● WHAT IS REQUIRED
Repeat the listing in full, preserving every character.

● LISTING
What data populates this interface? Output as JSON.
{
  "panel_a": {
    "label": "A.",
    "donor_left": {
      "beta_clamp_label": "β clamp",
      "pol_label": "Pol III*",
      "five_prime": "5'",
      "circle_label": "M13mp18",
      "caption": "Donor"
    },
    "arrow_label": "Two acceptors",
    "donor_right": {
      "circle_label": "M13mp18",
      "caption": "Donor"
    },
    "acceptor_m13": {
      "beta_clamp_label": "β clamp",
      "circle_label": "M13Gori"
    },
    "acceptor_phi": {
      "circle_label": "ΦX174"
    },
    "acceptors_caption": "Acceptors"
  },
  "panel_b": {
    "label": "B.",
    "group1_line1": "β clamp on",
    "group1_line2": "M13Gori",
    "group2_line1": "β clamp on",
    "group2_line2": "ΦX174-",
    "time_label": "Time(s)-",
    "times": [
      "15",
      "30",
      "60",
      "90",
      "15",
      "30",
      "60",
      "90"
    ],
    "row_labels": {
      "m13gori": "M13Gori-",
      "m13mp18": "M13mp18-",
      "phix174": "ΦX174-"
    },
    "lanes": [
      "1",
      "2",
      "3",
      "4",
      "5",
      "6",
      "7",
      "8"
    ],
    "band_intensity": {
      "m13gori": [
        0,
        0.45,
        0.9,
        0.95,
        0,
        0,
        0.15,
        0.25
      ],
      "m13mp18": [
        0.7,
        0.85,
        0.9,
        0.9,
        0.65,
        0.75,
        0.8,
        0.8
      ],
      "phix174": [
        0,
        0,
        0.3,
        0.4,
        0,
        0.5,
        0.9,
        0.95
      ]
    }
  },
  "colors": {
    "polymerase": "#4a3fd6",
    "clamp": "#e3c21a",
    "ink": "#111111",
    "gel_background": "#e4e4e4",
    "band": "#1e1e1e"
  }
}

● EXERCISE RESPONSE
What data populates this interface? Output as JSON.
{
  "panel_a": {
    "label": "A.",
    "donor_left": {
      "beta_clamp_label": "β clamp",
      "pol_label": "Pol III*",
      "five_prime": "5'",
      "circle_label": "M13mp18",
      "caption": "Donor"
    },
    "arrow_label": "Two acceptors",
    "donor_right": {
      "circle_label": "M13mp18",
      "caption": "Donor"
    },
    "acceptor_m13": {
      "beta_clamp_label": "β clamp",
      "circle_label": "M13Gori"
    },
    "acceptor_phi": {
      "circle_label": "ΦX174"
    },
    "acceptors_caption": "Acceptors"
  },
  "panel_b": {
    "label": "B.",
    "group1_line1": "β clamp on",
    "group1_line2": "M13Gori",
    "group2_line1": "β clamp on",
    "group2_line2": "ΦX174-",
    "time_label": "Time(s)-",
    "times": [
      "15",
      "30",
      "60",
      "90",
      "15",
      "30",
      "60",
      "90"
    ],
    "row_labels": {
      "m13gori": "M13Gori-",
      "m13mp18": "M13mp18-",
      "phix174": "ΦX174-"
    },
    "lanes": [
      "1",
      "2",
      "3",
      "4",
      "5",
      "6",
      "7",
      "8"
    ],
    "band_intensity": {
      "m13gori": [
        0,
        0.45,
        0.9,
        0.95,
        0,
        0,
        0.15,
        0.25
      ],
      "m13mp18": [
        0.7,
        0.85,
        0.9,
        0.9,
        0.65,
        0.75,
        0.8,
        0.8
      ],
      "phix174": [
        0,
        0,
        0.3,
        0.4,
        0,
        0.5,
        0.9,
        0.95
      ]
    }
  },
  "colors": {
    "polymerase": "#4a3fd6",
    "clamp": "#e3c21a",
    "ink": "#111111",
    "gel_background": "#e4e4e4",
    "band": "#1e1e1e"
  }
}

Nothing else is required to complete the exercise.